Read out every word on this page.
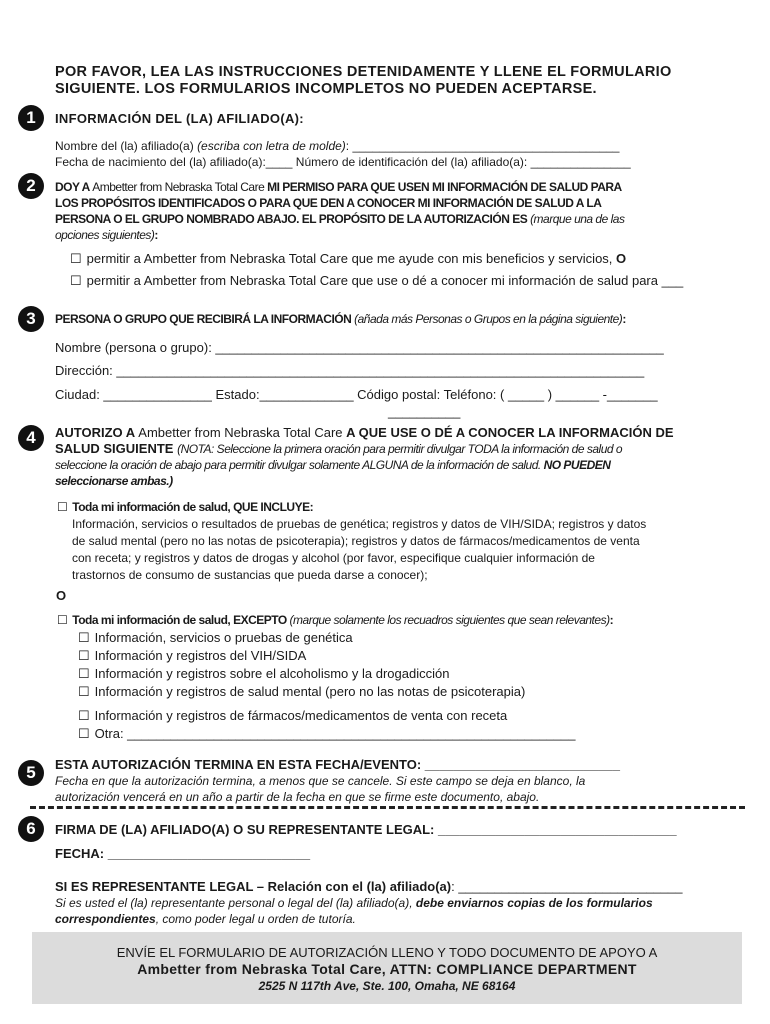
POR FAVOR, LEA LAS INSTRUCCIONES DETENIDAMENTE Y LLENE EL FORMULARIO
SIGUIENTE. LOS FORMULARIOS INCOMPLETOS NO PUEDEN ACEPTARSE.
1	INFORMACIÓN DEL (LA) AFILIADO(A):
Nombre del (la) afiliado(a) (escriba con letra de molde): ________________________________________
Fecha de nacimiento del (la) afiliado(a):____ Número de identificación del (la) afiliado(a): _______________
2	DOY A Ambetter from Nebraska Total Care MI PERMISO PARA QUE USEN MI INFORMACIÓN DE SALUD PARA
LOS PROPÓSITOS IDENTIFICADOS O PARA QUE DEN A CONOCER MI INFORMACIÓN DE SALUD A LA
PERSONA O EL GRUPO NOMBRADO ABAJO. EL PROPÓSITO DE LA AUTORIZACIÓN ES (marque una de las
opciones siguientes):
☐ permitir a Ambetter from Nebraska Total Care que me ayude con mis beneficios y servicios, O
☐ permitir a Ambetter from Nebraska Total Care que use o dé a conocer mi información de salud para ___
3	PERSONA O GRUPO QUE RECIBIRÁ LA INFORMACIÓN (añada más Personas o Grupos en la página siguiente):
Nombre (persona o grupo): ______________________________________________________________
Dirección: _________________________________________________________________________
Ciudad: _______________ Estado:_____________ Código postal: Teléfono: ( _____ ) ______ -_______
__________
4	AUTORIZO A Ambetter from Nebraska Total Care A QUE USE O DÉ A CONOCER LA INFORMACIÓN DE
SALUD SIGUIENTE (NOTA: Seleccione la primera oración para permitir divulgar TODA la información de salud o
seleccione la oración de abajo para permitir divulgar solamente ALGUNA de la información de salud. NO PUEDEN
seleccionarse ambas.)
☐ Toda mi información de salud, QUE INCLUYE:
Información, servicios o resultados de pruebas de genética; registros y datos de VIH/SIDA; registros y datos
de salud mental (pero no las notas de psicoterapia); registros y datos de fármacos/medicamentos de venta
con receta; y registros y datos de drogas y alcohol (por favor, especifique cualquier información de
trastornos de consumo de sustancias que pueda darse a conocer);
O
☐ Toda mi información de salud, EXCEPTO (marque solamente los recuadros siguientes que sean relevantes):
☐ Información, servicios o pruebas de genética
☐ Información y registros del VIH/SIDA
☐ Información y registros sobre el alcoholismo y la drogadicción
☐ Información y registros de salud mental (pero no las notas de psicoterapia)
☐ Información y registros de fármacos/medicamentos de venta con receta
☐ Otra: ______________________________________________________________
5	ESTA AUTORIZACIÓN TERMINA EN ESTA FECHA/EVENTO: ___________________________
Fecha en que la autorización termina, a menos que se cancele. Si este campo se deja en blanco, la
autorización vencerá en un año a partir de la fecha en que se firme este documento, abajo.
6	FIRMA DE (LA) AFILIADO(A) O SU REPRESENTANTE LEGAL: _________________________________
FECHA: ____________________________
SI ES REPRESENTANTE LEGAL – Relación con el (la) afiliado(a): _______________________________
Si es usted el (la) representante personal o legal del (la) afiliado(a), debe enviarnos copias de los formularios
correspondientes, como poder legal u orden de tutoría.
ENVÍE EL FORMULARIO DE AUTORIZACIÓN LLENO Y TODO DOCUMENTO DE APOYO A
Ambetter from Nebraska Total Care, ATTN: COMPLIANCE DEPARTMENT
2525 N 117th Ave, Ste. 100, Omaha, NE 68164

[What you will do] Each line with the string "pruebas" in it needs to be found and copied.

[Task solution]
Información, servicios o resultados de pruebas de genética; registros y datos de VIH/SIDA; registros y datos
☐ Información, servicios o pruebas de genética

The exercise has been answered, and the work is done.